**What to do**. Compute the number of lines that include the string "name", then output that number and nothing else.

··· Record set

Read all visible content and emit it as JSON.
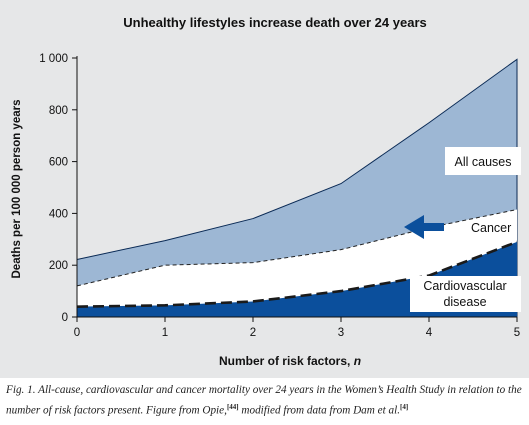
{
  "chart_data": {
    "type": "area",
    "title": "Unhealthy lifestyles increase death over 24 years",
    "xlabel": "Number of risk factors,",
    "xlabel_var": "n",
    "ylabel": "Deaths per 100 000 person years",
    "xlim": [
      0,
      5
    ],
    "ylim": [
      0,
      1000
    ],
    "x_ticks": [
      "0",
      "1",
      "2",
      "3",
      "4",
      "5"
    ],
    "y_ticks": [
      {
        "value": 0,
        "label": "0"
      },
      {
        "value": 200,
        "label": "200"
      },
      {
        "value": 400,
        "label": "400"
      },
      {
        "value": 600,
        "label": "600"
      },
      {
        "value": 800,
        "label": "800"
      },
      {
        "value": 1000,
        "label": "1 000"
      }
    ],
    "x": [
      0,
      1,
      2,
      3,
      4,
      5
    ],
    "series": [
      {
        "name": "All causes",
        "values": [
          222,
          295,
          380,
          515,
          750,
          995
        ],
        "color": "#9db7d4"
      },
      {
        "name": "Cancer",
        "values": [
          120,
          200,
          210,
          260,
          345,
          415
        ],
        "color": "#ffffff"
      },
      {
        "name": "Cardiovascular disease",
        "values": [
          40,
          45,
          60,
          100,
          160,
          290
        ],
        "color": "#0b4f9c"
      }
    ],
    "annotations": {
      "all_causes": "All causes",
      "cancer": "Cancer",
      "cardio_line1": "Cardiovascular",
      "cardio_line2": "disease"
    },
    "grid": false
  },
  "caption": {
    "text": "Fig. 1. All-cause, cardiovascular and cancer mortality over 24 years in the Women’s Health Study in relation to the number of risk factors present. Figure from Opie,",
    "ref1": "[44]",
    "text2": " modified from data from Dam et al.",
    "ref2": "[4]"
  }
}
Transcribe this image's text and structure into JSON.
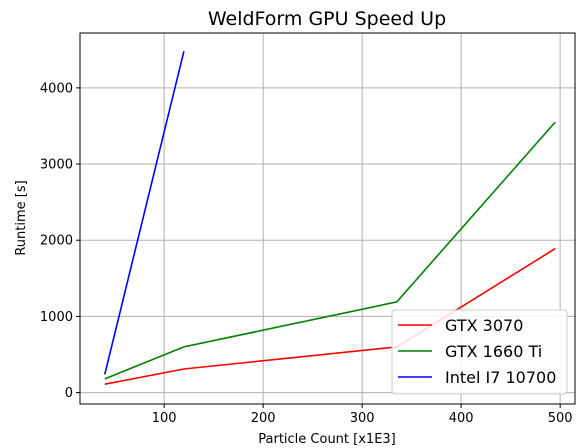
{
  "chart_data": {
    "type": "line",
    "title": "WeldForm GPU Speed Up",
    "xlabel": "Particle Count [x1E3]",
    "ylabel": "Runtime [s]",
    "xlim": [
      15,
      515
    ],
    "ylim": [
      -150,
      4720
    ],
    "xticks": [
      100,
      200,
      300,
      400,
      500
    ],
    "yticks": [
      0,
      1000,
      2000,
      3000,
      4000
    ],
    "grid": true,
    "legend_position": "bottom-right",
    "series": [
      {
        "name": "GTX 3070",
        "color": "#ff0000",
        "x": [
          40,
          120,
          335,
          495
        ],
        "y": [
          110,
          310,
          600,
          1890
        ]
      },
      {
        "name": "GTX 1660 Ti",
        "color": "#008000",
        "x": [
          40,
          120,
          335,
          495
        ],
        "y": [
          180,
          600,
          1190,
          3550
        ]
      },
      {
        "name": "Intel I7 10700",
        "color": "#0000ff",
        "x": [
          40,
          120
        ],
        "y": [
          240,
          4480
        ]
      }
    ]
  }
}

······

**Answer in full**. 6